AIM:
Write out each line beneath this one exactly as it reads.

-- begin DATA LISTING --

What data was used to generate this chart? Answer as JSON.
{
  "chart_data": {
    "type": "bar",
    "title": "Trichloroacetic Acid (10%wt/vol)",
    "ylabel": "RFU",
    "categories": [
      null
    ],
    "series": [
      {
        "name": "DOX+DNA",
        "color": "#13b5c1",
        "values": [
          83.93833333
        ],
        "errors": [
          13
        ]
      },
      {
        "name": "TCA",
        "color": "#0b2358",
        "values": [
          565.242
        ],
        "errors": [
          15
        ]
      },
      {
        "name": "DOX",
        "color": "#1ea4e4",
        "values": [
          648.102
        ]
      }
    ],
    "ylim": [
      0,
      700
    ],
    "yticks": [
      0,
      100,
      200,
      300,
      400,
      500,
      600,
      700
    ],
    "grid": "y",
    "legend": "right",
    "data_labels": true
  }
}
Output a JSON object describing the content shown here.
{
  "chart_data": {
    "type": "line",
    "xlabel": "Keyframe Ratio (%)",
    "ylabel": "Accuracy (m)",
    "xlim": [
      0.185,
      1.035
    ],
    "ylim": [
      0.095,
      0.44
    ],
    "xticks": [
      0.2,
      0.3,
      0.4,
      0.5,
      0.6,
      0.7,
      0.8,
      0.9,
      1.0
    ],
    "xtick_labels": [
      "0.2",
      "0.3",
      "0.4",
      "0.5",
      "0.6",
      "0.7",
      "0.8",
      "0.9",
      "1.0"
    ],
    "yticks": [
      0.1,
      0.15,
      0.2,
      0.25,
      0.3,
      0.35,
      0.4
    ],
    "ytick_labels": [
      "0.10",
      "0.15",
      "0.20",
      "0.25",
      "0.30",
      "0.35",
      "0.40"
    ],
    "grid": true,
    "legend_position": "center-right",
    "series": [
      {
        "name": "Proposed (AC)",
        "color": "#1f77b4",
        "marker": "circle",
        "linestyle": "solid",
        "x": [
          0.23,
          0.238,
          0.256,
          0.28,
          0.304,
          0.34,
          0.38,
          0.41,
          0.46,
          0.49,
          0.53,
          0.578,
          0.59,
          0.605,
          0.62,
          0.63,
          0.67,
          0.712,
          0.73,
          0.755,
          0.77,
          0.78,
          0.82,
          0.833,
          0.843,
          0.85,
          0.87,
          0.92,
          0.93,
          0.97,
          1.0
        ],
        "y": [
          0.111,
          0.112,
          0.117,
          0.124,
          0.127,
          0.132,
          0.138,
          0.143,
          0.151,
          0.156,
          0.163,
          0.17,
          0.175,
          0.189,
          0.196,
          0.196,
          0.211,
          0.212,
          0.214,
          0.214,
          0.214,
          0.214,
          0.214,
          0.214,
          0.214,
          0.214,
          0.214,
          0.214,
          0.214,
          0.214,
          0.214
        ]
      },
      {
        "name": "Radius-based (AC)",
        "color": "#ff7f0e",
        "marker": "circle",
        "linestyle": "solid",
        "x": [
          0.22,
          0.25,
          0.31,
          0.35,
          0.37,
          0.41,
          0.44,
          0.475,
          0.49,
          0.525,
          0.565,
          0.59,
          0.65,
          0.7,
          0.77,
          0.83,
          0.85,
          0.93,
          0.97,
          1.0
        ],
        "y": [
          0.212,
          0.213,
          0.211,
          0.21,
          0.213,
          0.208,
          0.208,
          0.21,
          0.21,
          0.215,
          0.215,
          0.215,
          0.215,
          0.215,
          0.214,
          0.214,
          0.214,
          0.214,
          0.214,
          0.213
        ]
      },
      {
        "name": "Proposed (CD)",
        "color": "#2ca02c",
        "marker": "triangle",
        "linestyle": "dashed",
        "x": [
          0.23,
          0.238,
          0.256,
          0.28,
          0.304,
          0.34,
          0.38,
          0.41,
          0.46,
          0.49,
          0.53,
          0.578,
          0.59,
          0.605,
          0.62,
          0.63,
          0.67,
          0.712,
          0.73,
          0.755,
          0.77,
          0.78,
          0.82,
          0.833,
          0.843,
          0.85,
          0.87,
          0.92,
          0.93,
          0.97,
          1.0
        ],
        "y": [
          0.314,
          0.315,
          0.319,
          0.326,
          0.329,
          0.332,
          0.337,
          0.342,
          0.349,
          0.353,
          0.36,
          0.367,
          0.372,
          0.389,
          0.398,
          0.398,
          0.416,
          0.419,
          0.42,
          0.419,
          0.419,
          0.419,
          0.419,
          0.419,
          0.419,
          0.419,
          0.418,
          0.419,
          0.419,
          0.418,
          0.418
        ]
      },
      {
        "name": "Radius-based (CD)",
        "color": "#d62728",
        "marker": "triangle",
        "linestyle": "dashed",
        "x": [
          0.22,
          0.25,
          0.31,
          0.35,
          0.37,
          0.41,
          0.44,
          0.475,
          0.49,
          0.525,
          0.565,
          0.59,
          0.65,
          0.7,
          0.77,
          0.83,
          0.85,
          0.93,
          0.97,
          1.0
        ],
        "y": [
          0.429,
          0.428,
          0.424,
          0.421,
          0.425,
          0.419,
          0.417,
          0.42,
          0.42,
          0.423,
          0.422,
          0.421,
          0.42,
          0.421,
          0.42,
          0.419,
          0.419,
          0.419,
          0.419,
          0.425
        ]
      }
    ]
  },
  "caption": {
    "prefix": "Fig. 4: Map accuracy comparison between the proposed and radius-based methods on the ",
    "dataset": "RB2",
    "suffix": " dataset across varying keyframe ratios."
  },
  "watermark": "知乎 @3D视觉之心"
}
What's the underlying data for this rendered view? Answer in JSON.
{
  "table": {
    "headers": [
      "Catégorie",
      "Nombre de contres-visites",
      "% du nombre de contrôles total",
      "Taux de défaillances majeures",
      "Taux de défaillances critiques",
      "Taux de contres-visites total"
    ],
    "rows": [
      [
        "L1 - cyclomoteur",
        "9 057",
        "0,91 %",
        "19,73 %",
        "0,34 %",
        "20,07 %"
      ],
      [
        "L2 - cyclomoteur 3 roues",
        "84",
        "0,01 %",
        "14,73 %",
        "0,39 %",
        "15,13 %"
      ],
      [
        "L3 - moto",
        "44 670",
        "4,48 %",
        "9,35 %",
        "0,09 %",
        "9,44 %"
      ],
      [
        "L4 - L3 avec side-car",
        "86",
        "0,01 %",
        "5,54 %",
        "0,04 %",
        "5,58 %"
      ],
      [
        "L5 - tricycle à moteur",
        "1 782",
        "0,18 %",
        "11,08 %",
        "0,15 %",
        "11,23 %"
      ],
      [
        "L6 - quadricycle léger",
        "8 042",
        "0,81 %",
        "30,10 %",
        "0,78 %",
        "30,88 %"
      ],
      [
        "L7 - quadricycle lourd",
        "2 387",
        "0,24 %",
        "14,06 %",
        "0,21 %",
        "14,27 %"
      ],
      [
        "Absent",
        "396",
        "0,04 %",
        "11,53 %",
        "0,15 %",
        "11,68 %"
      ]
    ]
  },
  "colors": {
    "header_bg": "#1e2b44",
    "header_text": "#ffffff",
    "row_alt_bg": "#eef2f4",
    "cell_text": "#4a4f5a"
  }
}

-- end DATA LISTING --

WRITTEN ANSWER:
What data was used to generate this chart? Answer as JSON.
{
  "chart_data": {
    "type": "bar",
    "title": "Trichloroacetic Acid (10%wt/vol)",
    "ylabel": "RFU",
    "categories": [
      null
    ],
    "series": [
      {
        "name": "DOX+DNA",
        "color": "#13b5c1",
        "values": [
          83.93833333
        ],
        "errors": [
          13
        ]
      },
      {
        "name": "TCA",
        "color": "#0b2358",
        "values": [
          565.242
        ],
        "errors": [
          15
        ]
      },
      {
        "name": "DOX",
        "color": "#1ea4e4",
        "values": [
          648.102
        ]
      }
    ],
    "ylim": [
      0,
      700
    ],
    "yticks": [
      0,
      100,
      200,
      300,
      400,
      500,
      600,
      700
    ],
    "grid": "y",
    "legend": "right",
    "data_labels": true
  }
}
Output a JSON object describing the content shown here.
{
  "chart_data": {
    "type": "line",
    "xlabel": "Keyframe Ratio (%)",
    "ylabel": "Accuracy (m)",
    "xlim": [
      0.185,
      1.035
    ],
    "ylim": [
      0.095,
      0.44
    ],
    "xticks": [
      0.2,
      0.3,
      0.4,
      0.5,
      0.6,
      0.7,
      0.8,
      0.9,
      1.0
    ],
    "xtick_labels": [
      "0.2",
      "0.3",
      "0.4",
      "0.5",
      "0.6",
      "0.7",
      "0.8",
      "0.9",
      "1.0"
    ],
    "yticks": [
      0.1,
      0.15,
      0.2,
      0.25,
      0.3,
      0.35,
      0.4
    ],
    "ytick_labels": [
      "0.10",
      "0.15",
      "0.20",
      "0.25",
      "0.30",
      "0.35",
      "0.40"
    ],
    "grid": true,
    "legend_position": "center-right",
    "series": [
      {
        "name": "Proposed (AC)",
        "color": "#1f77b4",
        "marker": "circle",
        "linestyle": "solid",
        "x": [
          0.23,
          0.238,
          0.256,
          0.28,
          0.304,
          0.34,
          0.38,
          0.41,
          0.46,
          0.49,
          0.53,
          0.578,
          0.59,
          0.605,
          0.62,
          0.63,
          0.67,
          0.712,
          0.73,
          0.755,
          0.77,
          0.78,
          0.82,
          0.833,
          0.843,
          0.85,
          0.87,
          0.92,
          0.93,
          0.97,
          1.0
        ],
        "y": [
          0.111,
          0.112,
          0.117,
          0.124,
          0.127,
          0.132,
          0.138,
          0.143,
          0.151,
          0.156,
          0.163,
          0.17,
          0.175,
          0.189,
          0.196,
          0.196,
          0.211,
          0.212,
          0.214,
          0.214,
          0.214,
          0.214,
          0.214,
          0.214,
          0.214,
          0.214,
          0.214,
          0.214,
          0.214,
          0.214,
          0.214
        ]
      },
      {
        "name": "Radius-based (AC)",
        "color": "#ff7f0e",
        "marker": "circle",
        "linestyle": "solid",
        "x": [
          0.22,
          0.25,
          0.31,
          0.35,
          0.37,
          0.41,
          0.44,
          0.475,
          0.49,
          0.525,
          0.565,
          0.59,
          0.65,
          0.7,
          0.77,
          0.83,
          0.85,
          0.93,
          0.97,
          1.0
        ],
        "y": [
          0.212,
          0.213,
          0.211,
          0.21,
          0.213,
          0.208,
          0.208,
          0.21,
          0.21,
          0.215,
          0.215,
          0.215,
          0.215,
          0.215,
          0.214,
          0.214,
          0.214,
          0.214,
          0.214,
          0.213
        ]
      },
      {
        "name": "Proposed (CD)",
        "color": "#2ca02c",
        "marker": "triangle",
        "linestyle": "dashed",
        "x": [
          0.23,
          0.238,
          0.256,
          0.28,
          0.304,
          0.34,
          0.38,
          0.41,
          0.46,
          0.49,
          0.53,
          0.578,
          0.59,
          0.605,
          0.62,
          0.63,
          0.67,
          0.712,
          0.73,
          0.755,
          0.77,
          0.78,
          0.82,
          0.833,
          0.843,
          0.85,
          0.87,
          0.92,
          0.93,
          0.97,
          1.0
        ],
        "y": [
          0.314,
          0.315,
          0.319,
          0.326,
          0.329,
          0.332,
          0.337,
          0.342,
          0.349,
          0.353,
          0.36,
          0.367,
          0.372,
          0.389,
          0.398,
          0.398,
          0.416,
          0.419,
          0.42,
          0.419,
          0.419,
          0.419,
          0.419,
          0.419,
          0.419,
          0.419,
          0.418,
          0.419,
          0.419,
          0.418,
          0.418
        ]
      },
      {
        "name": "Radius-based (CD)",
        "color": "#d62728",
        "marker": "triangle",
        "linestyle": "dashed",
        "x": [
          0.22,
          0.25,
          0.31,
          0.35,
          0.37,
          0.41,
          0.44,
          0.475,
          0.49,
          0.525,
          0.565,
          0.59,
          0.65,
          0.7,
          0.77,
          0.83,
          0.85,
          0.93,
          0.97,
          1.0
        ],
        "y": [
          0.429,
          0.428,
          0.424,
          0.421,
          0.425,
          0.419,
          0.417,
          0.42,
          0.42,
          0.423,
          0.422,
          0.421,
          0.42,
          0.421,
          0.42,
          0.419,
          0.419,
          0.419,
          0.419,
          0.425
        ]
      }
    ]
  },
  "caption": {
    "prefix": "Fig. 4: Map accuracy comparison between the proposed and radius-based methods on the ",
    "dataset": "RB2",
    "suffix": " dataset across varying keyframe ratios."
  },
  "watermark": "知乎 @3D视觉之心"
}
What's the underlying data for this rendered view? Answer in JSON.
{
  "table": {
    "headers": [
      "Catégorie",
      "Nombre de contres-visites",
      "% du nombre de contrôles total",
      "Taux de défaillances majeures",
      "Taux de défaillances critiques",
      "Taux de contres-visites total"
    ],
    "rows": [
      [
        "L1 - cyclomoteur",
        "9 057",
        "0,91 %",
        "19,73 %",
        "0,34 %",
        "20,07 %"
      ],
      [
        "L2 - cyclomoteur 3 roues",
        "84",
        "0,01 %",
        "14,73 %",
        "0,39 %",
        "15,13 %"
      ],
      [
        "L3 - moto",
        "44 670",
        "4,48 %",
        "9,35 %",
        "0,09 %",
        "9,44 %"
      ],
      [
        "L4 - L3 avec side-car",
        "86",
        "0,01 %",
        "5,54 %",
        "0,04 %",
        "5,58 %"
      ],
      [
        "L5 - tricycle à moteur",
        "1 782",
        "0,18 %",
        "11,08 %",
        "0,15 %",
        "11,23 %"
      ],
      [
        "L6 - quadricycle léger",
        "8 042",
        "0,81 %",
        "30,10 %",
        "0,78 %",
        "30,88 %"
      ],
      [
        "L7 - quadricycle lourd",
        "2 387",
        "0,24 %",
        "14,06 %",
        "0,21 %",
        "14,27 %"
      ],
      [
        "Absent",
        "396",
        "0,04 %",
        "11,53 %",
        "0,15 %",
        "11,68 %"
      ]
    ]
  },
  "colors": {
    "header_bg": "#1e2b44",
    "header_text": "#ffffff",
    "row_alt_bg": "#eef2f4",
    "cell_text": "#4a4f5a"
  }
}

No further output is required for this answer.